> **STATED GOAL**
Exactly as they appear, output all of the records. Skip any images.

> **THE INPUT**
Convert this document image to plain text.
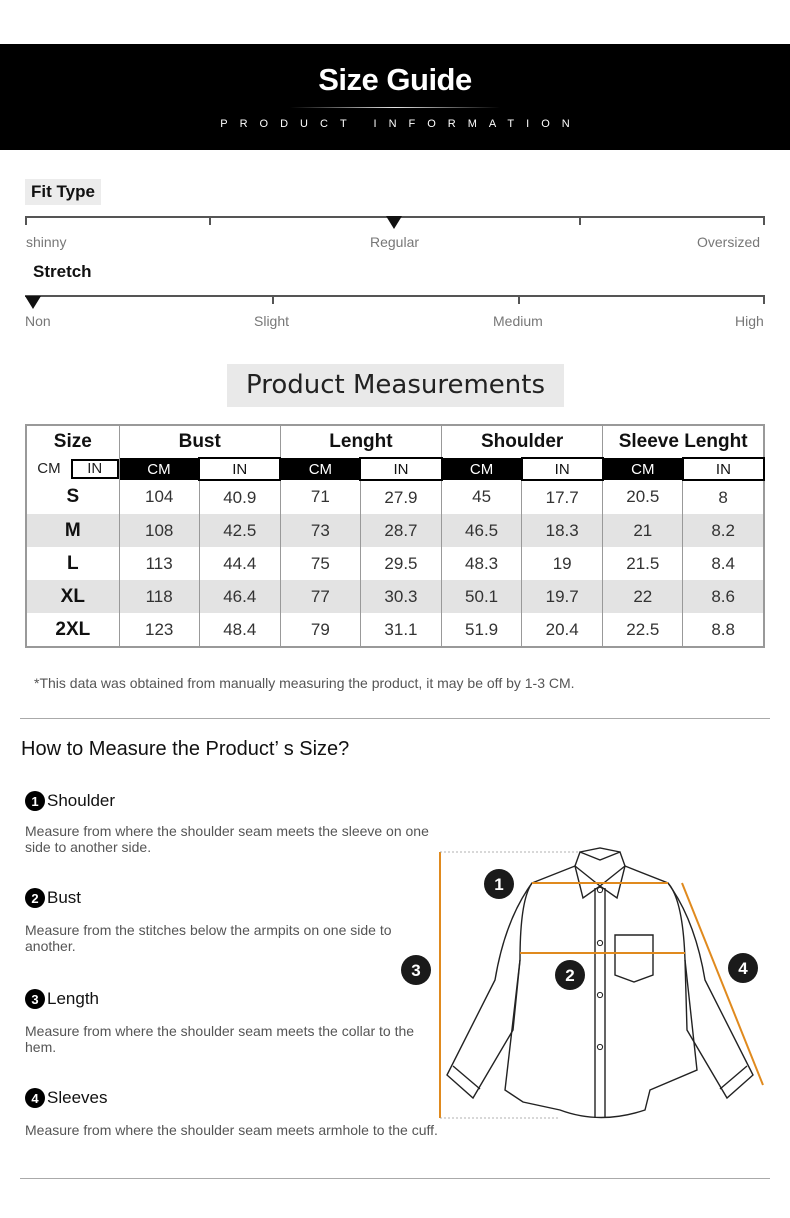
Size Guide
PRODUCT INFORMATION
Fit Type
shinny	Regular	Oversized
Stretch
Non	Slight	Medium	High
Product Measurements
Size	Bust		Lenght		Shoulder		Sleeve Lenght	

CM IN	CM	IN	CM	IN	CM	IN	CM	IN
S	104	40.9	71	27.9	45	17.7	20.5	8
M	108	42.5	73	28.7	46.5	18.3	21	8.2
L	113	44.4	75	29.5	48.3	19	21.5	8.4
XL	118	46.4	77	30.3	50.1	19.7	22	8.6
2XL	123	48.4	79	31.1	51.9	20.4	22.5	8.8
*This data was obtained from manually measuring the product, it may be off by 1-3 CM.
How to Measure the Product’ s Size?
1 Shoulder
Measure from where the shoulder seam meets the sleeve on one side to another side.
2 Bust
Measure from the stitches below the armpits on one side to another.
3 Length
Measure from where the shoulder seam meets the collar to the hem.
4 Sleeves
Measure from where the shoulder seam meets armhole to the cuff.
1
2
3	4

> **ANSWER TO THE EXERCISE**
Convert this document image to plain text.
Size Guide
PRODUCT INFORMATION
Fit Type
shinny	Regular	Oversized
Stretch
Non	Slight	Medium	High
Product Measurements
Size	Bust		Lenght		Shoulder		Sleeve Lenght	

CM IN	CM	IN	CM	IN	CM	IN	CM	IN
S	104	40.9	71	27.9	45	17.7	20.5	8
M	108	42.5	73	28.7	46.5	18.3	21	8.2
L	113	44.4	75	29.5	48.3	19	21.5	8.4
XL	118	46.4	77	30.3	50.1	19.7	22	8.6
2XL	123	48.4	79	31.1	51.9	20.4	22.5	8.8
*This data was obtained from manually measuring the product, it may be off by 1-3 CM.
How to Measure the Product’ s Size?
1 Shoulder
Measure from where the shoulder seam meets the sleeve on one side to another side.
2 Bust
Measure from the stitches below the armpits on one side to another.
3 Length
Measure from where the shoulder seam meets the collar to the hem.
4 Sleeves
Measure from where the shoulder seam meets armhole to the cuff.
1
2
3	4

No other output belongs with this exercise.